━━━ GIVEN DATA

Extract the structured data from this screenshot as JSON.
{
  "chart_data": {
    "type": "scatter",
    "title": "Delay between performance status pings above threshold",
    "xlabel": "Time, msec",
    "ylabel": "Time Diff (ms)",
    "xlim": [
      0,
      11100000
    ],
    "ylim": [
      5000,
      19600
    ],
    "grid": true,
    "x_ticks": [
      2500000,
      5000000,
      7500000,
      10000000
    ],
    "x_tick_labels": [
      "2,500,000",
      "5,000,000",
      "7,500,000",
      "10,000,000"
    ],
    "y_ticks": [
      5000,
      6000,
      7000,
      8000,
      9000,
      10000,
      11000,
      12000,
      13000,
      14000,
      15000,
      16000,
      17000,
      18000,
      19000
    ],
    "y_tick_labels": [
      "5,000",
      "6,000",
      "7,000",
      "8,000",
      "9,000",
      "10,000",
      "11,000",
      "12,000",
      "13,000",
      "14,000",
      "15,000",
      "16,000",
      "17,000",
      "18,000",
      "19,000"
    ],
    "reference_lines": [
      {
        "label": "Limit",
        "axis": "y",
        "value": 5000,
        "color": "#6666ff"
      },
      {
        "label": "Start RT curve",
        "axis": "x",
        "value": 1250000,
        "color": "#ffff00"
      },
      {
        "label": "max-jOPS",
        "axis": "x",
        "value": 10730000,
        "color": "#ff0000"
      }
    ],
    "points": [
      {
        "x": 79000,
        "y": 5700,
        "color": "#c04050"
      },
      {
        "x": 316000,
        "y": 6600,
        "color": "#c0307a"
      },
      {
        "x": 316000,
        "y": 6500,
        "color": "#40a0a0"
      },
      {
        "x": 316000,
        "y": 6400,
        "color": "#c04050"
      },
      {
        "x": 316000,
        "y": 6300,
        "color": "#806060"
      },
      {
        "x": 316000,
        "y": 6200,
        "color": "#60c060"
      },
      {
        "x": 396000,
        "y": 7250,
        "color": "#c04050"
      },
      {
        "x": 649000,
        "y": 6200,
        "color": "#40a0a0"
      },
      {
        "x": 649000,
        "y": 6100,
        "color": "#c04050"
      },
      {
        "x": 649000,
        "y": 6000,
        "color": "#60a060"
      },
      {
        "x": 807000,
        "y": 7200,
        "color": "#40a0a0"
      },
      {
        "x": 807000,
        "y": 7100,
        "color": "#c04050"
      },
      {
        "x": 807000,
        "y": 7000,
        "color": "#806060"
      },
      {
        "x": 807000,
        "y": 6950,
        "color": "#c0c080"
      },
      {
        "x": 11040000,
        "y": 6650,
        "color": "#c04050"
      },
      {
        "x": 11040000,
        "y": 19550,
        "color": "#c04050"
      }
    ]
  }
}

━━━━━━

STATED PROBLEM:
All of the entries above must be quoted exactly.

SOLUTION TO THIS EXERCISE:
Extract the structured data from this screenshot as JSON.
{
  "chart_data": {
    "type": "scatter",
    "title": "Delay between performance status pings above threshold",
    "xlabel": "Time, msec",
    "ylabel": "Time Diff (ms)",
    "xlim": [
      0,
      11100000
    ],
    "ylim": [
      5000,
      19600
    ],
    "grid": true,
    "x_ticks": [
      2500000,
      5000000,
      7500000,
      10000000
    ],
    "x_tick_labels": [
      "2,500,000",
      "5,000,000",
      "7,500,000",
      "10,000,000"
    ],
    "y_ticks": [
      5000,
      6000,
      7000,
      8000,
      9000,
      10000,
      11000,
      12000,
      13000,
      14000,
      15000,
      16000,
      17000,
      18000,
      19000
    ],
    "y_tick_labels": [
      "5,000",
      "6,000",
      "7,000",
      "8,000",
      "9,000",
      "10,000",
      "11,000",
      "12,000",
      "13,000",
      "14,000",
      "15,000",
      "16,000",
      "17,000",
      "18,000",
      "19,000"
    ],
    "reference_lines": [
      {
        "label": "Limit",
        "axis": "y",
        "value": 5000,
        "color": "#6666ff"
      },
      {
        "label": "Start RT curve",
        "axis": "x",
        "value": 1250000,
        "color": "#ffff00"
      },
      {
        "label": "max-jOPS",
        "axis": "x",
        "value": 10730000,
        "color": "#ff0000"
      }
    ],
    "points": [
      {
        "x": 79000,
        "y": 5700,
        "color": "#c04050"
      },
      {
        "x": 316000,
        "y": 6600,
        "color": "#c0307a"
      },
      {
        "x": 316000,
        "y": 6500,
        "color": "#40a0a0"
      },
      {
        "x": 316000,
        "y": 6400,
        "color": "#c04050"
      },
      {
        "x": 316000,
        "y": 6300,
        "color": "#806060"
      },
      {
        "x": 316000,
        "y": 6200,
        "color": "#60c060"
      },
      {
        "x": 396000,
        "y": 7250,
        "color": "#c04050"
      },
      {
        "x": 649000,
        "y": 6200,
        "color": "#40a0a0"
      },
      {
        "x": 649000,
        "y": 6100,
        "color": "#c04050"
      },
      {
        "x": 649000,
        "y": 6000,
        "color": "#60a060"
      },
      {
        "x": 807000,
        "y": 7200,
        "color": "#40a0a0"
      },
      {
        "x": 807000,
        "y": 7100,
        "color": "#c04050"
      },
      {
        "x": 807000,
        "y": 7000,
        "color": "#806060"
      },
      {
        "x": 807000,
        "y": 6950,
        "color": "#c0c080"
      },
      {
        "x": 11040000,
        "y": 6650,
        "color": "#c04050"
      },
      {
        "x": 11040000,
        "y": 19550,
        "color": "#c04050"
      }
    ]
  }
}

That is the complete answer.